[Material provided start]
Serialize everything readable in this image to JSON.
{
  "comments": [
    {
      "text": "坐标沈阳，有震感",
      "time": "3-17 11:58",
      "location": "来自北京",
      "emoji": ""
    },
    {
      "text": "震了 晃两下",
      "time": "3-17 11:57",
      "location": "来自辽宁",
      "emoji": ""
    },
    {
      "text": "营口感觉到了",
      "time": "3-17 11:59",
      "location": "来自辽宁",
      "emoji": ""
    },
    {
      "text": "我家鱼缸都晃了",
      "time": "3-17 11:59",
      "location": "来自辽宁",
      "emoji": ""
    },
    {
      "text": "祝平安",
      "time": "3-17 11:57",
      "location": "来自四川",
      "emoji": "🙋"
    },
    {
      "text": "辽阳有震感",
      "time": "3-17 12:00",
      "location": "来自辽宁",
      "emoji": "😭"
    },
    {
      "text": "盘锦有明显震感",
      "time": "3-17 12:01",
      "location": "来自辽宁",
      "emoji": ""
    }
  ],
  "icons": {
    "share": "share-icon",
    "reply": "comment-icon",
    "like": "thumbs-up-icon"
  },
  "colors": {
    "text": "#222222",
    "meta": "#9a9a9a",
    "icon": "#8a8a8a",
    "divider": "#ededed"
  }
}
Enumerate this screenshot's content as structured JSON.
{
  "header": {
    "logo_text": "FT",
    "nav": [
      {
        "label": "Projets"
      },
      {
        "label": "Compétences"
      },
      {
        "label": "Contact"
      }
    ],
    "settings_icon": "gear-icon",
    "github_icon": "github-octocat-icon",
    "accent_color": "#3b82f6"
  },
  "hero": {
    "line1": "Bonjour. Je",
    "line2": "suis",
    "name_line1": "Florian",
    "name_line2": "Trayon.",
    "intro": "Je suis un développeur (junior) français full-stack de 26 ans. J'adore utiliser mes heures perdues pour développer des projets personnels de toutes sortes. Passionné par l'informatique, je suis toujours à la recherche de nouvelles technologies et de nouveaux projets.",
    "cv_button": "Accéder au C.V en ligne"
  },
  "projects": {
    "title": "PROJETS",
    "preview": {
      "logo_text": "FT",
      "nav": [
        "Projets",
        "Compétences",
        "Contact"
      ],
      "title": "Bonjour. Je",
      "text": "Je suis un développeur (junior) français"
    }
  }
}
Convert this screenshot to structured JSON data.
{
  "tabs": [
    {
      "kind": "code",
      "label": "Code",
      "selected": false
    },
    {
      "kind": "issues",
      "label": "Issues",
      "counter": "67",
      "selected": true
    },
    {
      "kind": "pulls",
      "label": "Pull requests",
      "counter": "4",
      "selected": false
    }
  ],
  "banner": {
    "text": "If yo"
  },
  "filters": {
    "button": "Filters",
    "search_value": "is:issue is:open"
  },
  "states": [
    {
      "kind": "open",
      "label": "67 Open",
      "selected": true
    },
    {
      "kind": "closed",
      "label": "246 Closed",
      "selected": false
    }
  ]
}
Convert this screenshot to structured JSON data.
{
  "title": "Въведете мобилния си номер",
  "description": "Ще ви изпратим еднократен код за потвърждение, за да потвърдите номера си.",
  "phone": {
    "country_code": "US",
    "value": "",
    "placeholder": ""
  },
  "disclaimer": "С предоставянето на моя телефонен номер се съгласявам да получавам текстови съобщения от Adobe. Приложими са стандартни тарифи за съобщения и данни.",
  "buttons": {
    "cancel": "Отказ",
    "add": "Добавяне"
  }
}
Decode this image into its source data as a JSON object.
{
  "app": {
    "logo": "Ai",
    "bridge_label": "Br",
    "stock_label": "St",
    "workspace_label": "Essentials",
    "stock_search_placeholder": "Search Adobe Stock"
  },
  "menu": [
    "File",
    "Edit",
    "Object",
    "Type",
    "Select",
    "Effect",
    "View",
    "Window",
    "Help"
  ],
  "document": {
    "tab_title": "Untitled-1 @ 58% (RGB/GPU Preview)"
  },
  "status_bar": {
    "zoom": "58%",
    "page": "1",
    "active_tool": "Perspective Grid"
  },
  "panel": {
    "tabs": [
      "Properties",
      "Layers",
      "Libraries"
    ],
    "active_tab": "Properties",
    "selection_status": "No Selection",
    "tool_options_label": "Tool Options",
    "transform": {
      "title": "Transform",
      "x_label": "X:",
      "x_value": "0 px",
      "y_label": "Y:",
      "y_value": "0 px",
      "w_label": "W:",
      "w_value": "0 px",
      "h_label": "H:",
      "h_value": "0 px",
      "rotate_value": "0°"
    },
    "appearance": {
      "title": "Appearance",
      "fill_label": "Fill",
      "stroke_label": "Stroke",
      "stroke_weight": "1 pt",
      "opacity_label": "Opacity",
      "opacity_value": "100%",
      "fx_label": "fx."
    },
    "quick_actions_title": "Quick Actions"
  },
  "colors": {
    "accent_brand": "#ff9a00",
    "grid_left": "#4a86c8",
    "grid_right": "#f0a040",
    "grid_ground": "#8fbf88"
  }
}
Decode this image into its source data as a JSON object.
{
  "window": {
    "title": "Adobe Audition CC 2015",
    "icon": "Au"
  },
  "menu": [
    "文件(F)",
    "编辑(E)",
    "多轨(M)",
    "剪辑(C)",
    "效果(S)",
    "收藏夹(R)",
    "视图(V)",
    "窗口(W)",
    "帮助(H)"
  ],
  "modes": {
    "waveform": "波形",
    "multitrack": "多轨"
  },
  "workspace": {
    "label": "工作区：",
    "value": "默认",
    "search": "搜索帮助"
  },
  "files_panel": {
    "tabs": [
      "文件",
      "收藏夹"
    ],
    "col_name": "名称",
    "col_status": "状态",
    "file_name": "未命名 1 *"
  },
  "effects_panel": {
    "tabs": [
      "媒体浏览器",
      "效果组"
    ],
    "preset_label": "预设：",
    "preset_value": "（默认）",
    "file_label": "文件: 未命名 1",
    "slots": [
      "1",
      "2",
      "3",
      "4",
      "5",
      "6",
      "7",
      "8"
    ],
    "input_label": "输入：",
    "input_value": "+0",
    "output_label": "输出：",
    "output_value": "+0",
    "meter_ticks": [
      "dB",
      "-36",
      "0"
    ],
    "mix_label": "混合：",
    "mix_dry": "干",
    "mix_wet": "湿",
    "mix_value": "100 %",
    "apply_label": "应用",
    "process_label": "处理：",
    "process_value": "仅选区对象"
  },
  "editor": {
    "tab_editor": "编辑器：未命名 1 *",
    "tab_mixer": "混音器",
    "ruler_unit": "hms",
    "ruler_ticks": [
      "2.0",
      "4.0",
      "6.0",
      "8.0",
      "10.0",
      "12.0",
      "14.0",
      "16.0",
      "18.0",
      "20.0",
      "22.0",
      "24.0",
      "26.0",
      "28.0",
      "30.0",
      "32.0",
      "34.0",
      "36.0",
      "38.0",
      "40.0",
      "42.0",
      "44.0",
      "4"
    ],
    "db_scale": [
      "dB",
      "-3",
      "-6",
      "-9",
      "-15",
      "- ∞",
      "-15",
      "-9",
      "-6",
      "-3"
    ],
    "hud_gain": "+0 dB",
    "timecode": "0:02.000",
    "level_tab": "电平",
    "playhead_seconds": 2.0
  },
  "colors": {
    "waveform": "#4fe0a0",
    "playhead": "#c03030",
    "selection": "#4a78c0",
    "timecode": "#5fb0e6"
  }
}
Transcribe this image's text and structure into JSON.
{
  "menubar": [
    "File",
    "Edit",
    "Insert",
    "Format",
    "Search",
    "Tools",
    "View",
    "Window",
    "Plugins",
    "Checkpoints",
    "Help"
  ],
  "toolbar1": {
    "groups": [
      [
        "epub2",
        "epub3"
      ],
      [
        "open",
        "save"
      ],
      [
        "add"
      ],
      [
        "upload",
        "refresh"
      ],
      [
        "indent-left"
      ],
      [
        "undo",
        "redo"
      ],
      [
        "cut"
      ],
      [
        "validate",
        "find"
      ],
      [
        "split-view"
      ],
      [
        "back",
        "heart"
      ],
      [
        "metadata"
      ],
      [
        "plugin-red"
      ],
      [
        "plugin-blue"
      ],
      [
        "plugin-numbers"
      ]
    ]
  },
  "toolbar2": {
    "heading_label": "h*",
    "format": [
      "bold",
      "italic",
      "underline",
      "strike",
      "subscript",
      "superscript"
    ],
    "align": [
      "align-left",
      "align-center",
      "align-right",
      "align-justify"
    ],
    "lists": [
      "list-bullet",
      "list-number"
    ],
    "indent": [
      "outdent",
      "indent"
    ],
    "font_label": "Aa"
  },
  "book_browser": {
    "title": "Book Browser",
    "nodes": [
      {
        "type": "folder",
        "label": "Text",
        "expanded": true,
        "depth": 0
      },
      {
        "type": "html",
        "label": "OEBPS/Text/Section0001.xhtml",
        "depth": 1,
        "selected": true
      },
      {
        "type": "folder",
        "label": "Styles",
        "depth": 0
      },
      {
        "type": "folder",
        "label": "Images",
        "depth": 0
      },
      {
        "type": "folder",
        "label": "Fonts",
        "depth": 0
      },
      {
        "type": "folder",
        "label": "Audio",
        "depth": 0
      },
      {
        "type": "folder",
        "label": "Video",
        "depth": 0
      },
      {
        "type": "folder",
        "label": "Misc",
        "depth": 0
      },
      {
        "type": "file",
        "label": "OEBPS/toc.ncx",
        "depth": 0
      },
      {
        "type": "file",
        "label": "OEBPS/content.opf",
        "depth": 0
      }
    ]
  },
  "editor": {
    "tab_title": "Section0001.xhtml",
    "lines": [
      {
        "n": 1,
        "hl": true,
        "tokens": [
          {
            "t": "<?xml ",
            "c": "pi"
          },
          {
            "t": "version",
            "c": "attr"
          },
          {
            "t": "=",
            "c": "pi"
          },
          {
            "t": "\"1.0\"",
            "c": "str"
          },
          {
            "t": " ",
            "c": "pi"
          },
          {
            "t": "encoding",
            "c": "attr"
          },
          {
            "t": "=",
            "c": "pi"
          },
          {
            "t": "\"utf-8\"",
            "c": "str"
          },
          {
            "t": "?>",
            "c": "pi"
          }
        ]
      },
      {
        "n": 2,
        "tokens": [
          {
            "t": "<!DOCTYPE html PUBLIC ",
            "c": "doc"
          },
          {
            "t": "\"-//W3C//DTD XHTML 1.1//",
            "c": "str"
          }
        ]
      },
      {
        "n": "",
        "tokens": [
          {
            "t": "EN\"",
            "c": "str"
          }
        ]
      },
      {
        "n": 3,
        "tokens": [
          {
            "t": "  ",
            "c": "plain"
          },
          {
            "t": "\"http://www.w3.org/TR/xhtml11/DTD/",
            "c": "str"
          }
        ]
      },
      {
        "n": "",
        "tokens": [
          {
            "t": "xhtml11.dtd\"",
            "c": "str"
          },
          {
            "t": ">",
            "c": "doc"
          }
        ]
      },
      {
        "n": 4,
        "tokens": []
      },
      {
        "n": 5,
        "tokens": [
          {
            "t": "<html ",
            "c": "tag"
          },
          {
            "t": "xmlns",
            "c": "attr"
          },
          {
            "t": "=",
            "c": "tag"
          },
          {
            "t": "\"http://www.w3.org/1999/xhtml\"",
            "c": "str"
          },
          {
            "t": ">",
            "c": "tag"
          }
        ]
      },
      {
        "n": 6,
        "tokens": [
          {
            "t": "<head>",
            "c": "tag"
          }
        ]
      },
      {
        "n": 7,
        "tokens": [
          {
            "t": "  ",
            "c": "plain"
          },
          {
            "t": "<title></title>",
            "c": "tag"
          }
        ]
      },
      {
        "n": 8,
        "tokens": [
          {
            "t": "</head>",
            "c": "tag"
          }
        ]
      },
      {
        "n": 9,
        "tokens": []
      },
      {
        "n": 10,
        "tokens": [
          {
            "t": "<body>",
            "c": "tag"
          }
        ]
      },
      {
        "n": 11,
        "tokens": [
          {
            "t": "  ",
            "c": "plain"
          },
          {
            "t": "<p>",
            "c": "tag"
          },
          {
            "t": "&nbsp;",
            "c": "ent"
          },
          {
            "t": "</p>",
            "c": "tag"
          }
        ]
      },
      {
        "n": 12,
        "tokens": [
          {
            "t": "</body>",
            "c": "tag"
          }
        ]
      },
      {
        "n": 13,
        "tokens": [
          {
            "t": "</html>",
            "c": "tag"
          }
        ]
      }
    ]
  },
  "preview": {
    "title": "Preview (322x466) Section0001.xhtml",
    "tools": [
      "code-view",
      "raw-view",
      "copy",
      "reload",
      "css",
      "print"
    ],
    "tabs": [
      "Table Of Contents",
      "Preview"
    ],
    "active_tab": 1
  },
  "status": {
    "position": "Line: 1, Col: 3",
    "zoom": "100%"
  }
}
[Material provided end]
*Instruction*. From the entries above, extract each line containing "suis".

*Solved problem*.
    "line2": "suis",
    "intro": "Je suis un développeur (junior) français full-stack de 26 ans. J'adore utiliser mes heures perdues pour développer des projets personnels de toutes sortes. Passionné par l'informatique, je suis toujours à la recherche de nouvelles technologies et de nouveaux projets.",
      "text": "Je suis un développeur (junior) français"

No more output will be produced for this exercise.